"""

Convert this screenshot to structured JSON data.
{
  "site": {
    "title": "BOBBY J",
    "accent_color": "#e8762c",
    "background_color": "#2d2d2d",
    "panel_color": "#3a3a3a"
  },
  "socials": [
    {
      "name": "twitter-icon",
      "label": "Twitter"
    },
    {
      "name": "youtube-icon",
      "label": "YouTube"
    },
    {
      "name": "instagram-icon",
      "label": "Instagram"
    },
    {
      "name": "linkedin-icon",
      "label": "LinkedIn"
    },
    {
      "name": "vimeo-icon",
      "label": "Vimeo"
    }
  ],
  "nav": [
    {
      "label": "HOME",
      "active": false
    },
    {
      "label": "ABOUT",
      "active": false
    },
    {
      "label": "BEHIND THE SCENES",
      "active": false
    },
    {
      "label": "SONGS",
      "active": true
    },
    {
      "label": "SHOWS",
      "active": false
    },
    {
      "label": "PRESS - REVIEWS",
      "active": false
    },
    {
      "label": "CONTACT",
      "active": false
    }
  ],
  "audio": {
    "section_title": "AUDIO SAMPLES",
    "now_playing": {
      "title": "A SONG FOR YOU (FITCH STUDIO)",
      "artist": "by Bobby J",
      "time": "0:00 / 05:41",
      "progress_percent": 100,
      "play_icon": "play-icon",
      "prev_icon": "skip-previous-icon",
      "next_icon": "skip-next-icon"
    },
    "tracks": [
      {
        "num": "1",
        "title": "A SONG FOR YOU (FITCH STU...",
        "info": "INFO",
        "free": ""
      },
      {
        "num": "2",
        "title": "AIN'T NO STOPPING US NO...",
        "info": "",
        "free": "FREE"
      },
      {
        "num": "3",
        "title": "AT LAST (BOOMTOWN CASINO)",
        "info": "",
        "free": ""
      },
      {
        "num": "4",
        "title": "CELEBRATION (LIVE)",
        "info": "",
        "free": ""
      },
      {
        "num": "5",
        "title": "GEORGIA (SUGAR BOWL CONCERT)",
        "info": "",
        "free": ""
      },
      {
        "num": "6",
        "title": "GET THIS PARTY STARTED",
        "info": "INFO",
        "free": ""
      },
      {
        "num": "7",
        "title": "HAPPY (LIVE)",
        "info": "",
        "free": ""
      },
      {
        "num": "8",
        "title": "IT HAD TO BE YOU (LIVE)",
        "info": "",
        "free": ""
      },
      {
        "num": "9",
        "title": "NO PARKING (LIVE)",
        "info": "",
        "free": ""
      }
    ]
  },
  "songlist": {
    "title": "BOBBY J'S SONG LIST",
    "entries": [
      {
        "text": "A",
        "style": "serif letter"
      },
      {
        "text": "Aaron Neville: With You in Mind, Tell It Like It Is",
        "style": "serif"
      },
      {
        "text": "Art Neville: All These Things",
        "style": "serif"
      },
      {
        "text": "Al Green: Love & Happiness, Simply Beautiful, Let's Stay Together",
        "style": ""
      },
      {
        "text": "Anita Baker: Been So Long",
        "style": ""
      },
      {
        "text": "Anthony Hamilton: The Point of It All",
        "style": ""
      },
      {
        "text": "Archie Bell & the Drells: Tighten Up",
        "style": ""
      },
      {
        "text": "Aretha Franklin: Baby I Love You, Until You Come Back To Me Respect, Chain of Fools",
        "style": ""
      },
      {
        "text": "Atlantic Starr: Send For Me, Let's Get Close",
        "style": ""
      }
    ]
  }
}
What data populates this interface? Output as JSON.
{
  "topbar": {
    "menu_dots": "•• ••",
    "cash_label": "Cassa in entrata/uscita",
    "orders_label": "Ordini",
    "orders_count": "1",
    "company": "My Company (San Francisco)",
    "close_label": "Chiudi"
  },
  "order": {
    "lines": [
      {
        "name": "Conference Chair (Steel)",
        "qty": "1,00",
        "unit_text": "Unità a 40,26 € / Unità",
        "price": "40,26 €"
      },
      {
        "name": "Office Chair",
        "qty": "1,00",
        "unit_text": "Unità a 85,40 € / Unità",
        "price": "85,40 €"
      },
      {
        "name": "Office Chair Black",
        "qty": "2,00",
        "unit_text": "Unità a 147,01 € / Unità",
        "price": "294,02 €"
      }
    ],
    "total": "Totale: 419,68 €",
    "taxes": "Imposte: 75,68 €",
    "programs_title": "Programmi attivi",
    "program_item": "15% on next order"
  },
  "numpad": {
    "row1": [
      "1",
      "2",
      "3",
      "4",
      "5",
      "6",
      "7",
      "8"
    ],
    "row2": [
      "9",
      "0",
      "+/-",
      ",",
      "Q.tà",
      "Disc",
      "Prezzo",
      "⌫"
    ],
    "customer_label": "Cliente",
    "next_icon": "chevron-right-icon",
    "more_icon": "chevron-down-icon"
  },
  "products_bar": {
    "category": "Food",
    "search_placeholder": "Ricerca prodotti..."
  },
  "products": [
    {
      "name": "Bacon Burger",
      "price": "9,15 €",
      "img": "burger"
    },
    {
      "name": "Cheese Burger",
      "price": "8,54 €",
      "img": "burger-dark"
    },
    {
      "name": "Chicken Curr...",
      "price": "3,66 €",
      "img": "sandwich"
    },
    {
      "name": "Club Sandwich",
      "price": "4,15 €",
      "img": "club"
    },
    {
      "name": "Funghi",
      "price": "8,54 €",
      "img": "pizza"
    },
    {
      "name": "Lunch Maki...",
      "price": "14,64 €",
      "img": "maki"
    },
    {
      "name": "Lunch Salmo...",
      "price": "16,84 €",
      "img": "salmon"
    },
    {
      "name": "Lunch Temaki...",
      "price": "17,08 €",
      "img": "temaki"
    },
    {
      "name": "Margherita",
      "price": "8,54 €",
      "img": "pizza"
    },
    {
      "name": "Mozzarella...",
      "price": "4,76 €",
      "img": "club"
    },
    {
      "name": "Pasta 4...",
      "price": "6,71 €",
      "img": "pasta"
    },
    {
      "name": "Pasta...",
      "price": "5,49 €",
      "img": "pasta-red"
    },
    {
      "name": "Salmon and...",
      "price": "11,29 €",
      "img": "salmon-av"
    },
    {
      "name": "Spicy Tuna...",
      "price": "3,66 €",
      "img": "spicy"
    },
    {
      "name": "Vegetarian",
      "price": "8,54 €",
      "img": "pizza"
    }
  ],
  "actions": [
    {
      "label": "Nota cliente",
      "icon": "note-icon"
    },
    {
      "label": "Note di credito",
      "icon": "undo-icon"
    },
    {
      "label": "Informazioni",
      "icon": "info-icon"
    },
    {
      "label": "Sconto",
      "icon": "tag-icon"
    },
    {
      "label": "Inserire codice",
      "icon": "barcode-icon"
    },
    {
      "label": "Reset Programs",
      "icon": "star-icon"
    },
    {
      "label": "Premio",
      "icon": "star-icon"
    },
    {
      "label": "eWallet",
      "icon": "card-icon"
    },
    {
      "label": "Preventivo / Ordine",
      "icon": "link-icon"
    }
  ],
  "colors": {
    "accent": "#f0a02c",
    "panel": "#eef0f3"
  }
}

"""

▶ **TASK PROMPT**
Pull out each record as written and restate it exactly.

▶ **ANSWER TO THIS TASK**
Convert this screenshot to structured JSON data.
{
  "site": {
    "title": "BOBBY J",
    "accent_color": "#e8762c",
    "background_color": "#2d2d2d",
    "panel_color": "#3a3a3a"
  },
  "socials": [
    {
      "name": "twitter-icon",
      "label": "Twitter"
    },
    {
      "name": "youtube-icon",
      "label": "YouTube"
    },
    {
      "name": "instagram-icon",
      "label": "Instagram"
    },
    {
      "name": "linkedin-icon",
      "label": "LinkedIn"
    },
    {
      "name": "vimeo-icon",
      "label": "Vimeo"
    }
  ],
  "nav": [
    {
      "label": "HOME",
      "active": false
    },
    {
      "label": "ABOUT",
      "active": false
    },
    {
      "label": "BEHIND THE SCENES",
      "active": false
    },
    {
      "label": "SONGS",
      "active": true
    },
    {
      "label": "SHOWS",
      "active": false
    },
    {
      "label": "PRESS - REVIEWS",
      "active": false
    },
    {
      "label": "CONTACT",
      "active": false
    }
  ],
  "audio": {
    "section_title": "AUDIO SAMPLES",
    "now_playing": {
      "title": "A SONG FOR YOU (FITCH STUDIO)",
      "artist": "by Bobby J",
      "time": "0:00 / 05:41",
      "progress_percent": 100,
      "play_icon": "play-icon",
      "prev_icon": "skip-previous-icon",
      "next_icon": "skip-next-icon"
    },
    "tracks": [
      {
        "num": "1",
        "title": "A SONG FOR YOU (FITCH STU...",
        "info": "INFO",
        "free": ""
      },
      {
        "num": "2",
        "title": "AIN'T NO STOPPING US NO...",
        "info": "",
        "free": "FREE"
      },
      {
        "num": "3",
        "title": "AT LAST (BOOMTOWN CASINO)",
        "info": "",
        "free": ""
      },
      {
        "num": "4",
        "title": "CELEBRATION (LIVE)",
        "info": "",
        "free": ""
      },
      {
        "num": "5",
        "title": "GEORGIA (SUGAR BOWL CONCERT)",
        "info": "",
        "free": ""
      },
      {
        "num": "6",
        "title": "GET THIS PARTY STARTED",
        "info": "INFO",
        "free": ""
      },
      {
        "num": "7",
        "title": "HAPPY (LIVE)",
        "info": "",
        "free": ""
      },
      {
        "num": "8",
        "title": "IT HAD TO BE YOU (LIVE)",
        "info": "",
        "free": ""
      },
      {
        "num": "9",
        "title": "NO PARKING (LIVE)",
        "info": "",
        "free": ""
      }
    ]
  },
  "songlist": {
    "title": "BOBBY J'S SONG LIST",
    "entries": [
      {
        "text": "A",
        "style": "serif letter"
      },
      {
        "text": "Aaron Neville: With You in Mind, Tell It Like It Is",
        "style": "serif"
      },
      {
        "text": "Art Neville: All These Things",
        "style": "serif"
      },
      {
        "text": "Al Green: Love & Happiness, Simply Beautiful, Let's Stay Together",
        "style": ""
      },
      {
        "text": "Anita Baker: Been So Long",
        "style": ""
      },
      {
        "text": "Anthony Hamilton: The Point of It All",
        "style": ""
      },
      {
        "text": "Archie Bell & the Drells: Tighten Up",
        "style": ""
      },
      {
        "text": "Aretha Franklin: Baby I Love You, Until You Come Back To Me Respect, Chain of Fools",
        "style": ""
      },
      {
        "text": "Atlantic Starr: Send For Me, Let's Get Close",
        "style": ""
      }
    ]
  }
}
What data populates this interface? Output as JSON.
{
  "topbar": {
    "menu_dots": "•• ••",
    "cash_label": "Cassa in entrata/uscita",
    "orders_label": "Ordini",
    "orders_count": "1",
    "company": "My Company (San Francisco)",
    "close_label": "Chiudi"
  },
  "order": {
    "lines": [
      {
        "name": "Conference Chair (Steel)",
        "qty": "1,00",
        "unit_text": "Unità a 40,26 € / Unità",
        "price": "40,26 €"
      },
      {
        "name": "Office Chair",
        "qty": "1,00",
        "unit_text": "Unità a 85,40 € / Unità",
        "price": "85,40 €"
      },
      {
        "name": "Office Chair Black",
        "qty": "2,00",
        "unit_text": "Unità a 147,01 € / Unità",
        "price": "294,02 €"
      }
    ],
    "total": "Totale: 419,68 €",
    "taxes": "Imposte: 75,68 €",
    "programs_title": "Programmi attivi",
    "program_item": "15% on next order"
  },
  "numpad": {
    "row1": [
      "1",
      "2",
      "3",
      "4",
      "5",
      "6",
      "7",
      "8"
    ],
    "row2": [
      "9",
      "0",
      "+/-",
      ",",
      "Q.tà",
      "Disc",
      "Prezzo",
      "⌫"
    ],
    "customer_label": "Cliente",
    "next_icon": "chevron-right-icon",
    "more_icon": "chevron-down-icon"
  },
  "products_bar": {
    "category": "Food",
    "search_placeholder": "Ricerca prodotti..."
  },
  "products": [
    {
      "name": "Bacon Burger",
      "price": "9,15 €",
      "img": "burger"
    },
    {
      "name": "Cheese Burger",
      "price": "8,54 €",
      "img": "burger-dark"
    },
    {
      "name": "Chicken Curr...",
      "price": "3,66 €",
      "img": "sandwich"
    },
    {
      "name": "Club Sandwich",
      "price": "4,15 €",
      "img": "club"
    },
    {
      "name": "Funghi",
      "price": "8,54 €",
      "img": "pizza"
    },
    {
      "name": "Lunch Maki...",
      "price": "14,64 €",
      "img": "maki"
    },
    {
      "name": "Lunch Salmo...",
      "price": "16,84 €",
      "img": "salmon"
    },
    {
      "name": "Lunch Temaki...",
      "price": "17,08 €",
      "img": "temaki"
    },
    {
      "name": "Margherita",
      "price": "8,54 €",
      "img": "pizza"
    },
    {
      "name": "Mozzarella...",
      "price": "4,76 €",
      "img": "club"
    },
    {
      "name": "Pasta 4...",
      "price": "6,71 €",
      "img": "pasta"
    },
    {
      "name": "Pasta...",
      "price": "5,49 €",
      "img": "pasta-red"
    },
    {
      "name": "Salmon and...",
      "price": "11,29 €",
      "img": "salmon-av"
    },
    {
      "name": "Spicy Tuna...",
      "price": "3,66 €",
      "img": "spicy"
    },
    {
      "name": "Vegetarian",
      "price": "8,54 €",
      "img": "pizza"
    }
  ],
  "actions": [
    {
      "label": "Nota cliente",
      "icon": "note-icon"
    },
    {
      "label": "Note di credito",
      "icon": "undo-icon"
    },
    {
      "label": "Informazioni",
      "icon": "info-icon"
    },
    {
      "label": "Sconto",
      "icon": "tag-icon"
    },
    {
      "label": "Inserire codice",
      "icon": "barcode-icon"
    },
    {
      "label": "Reset Programs",
      "icon": "star-icon"
    },
    {
      "label": "Premio",
      "icon": "star-icon"
    },
    {
      "label": "eWallet",
      "icon": "card-icon"
    },
    {
      "label": "Preventivo / Ordine",
      "icon": "link-icon"
    }
  ],
  "colors": {
    "accent": "#f0a02c",
    "panel": "#eef0f3"
  }
}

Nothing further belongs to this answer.